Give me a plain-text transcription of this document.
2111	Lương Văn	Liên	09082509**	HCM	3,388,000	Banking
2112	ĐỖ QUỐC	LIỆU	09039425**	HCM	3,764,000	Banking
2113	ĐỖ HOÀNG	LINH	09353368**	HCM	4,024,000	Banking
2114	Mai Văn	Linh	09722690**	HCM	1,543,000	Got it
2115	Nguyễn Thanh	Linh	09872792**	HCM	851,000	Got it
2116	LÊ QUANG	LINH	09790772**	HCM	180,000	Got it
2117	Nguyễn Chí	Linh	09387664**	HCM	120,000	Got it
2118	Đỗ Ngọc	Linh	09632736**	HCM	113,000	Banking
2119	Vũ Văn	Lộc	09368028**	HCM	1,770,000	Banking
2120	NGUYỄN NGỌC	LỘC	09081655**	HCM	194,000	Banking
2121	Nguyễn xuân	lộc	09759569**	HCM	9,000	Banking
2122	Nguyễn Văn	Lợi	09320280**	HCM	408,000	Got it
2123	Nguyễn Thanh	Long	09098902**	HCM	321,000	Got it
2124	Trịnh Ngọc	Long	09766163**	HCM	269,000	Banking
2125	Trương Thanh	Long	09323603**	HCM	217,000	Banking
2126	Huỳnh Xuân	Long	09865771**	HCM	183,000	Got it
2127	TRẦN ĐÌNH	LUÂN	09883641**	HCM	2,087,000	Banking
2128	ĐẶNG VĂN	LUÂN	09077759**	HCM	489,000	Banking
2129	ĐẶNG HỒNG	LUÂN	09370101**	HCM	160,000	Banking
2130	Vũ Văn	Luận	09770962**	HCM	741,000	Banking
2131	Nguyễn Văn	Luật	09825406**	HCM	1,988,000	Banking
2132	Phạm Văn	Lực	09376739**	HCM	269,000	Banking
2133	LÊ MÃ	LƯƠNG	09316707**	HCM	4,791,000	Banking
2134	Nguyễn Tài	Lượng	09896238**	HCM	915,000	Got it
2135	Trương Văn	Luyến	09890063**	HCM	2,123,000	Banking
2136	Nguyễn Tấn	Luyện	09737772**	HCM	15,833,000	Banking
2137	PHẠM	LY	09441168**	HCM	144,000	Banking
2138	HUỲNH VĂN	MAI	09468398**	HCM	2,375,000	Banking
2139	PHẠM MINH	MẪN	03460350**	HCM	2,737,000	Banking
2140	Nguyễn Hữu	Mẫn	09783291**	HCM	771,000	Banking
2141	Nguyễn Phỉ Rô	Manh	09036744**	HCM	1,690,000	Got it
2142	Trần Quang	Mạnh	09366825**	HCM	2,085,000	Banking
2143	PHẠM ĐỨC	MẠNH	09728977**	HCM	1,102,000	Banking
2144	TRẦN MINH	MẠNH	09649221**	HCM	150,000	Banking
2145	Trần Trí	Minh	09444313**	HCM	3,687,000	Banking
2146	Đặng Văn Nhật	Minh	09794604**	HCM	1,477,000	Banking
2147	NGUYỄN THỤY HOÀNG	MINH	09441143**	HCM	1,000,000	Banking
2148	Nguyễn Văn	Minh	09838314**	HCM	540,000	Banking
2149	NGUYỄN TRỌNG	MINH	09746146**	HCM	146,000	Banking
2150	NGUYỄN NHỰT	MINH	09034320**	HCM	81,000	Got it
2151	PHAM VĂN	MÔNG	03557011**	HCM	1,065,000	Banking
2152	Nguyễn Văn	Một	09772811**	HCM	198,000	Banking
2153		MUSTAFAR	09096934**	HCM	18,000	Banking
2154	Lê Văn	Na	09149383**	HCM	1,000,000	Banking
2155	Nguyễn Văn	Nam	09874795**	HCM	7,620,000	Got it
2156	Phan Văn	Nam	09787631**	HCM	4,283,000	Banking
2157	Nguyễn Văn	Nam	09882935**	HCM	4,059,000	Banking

——

[AIM OF THE EXERCISE] Show the lines where the word "HOÀNG" appears in the entries.

[SOLUTION]
2113	ĐỖ HOÀNG	LINH	09353368**	HCM	4,024,000	Banking
2147	NGUYỄN THỤY HOÀNG	MINH	09441143**	HCM	1,000,000	Banking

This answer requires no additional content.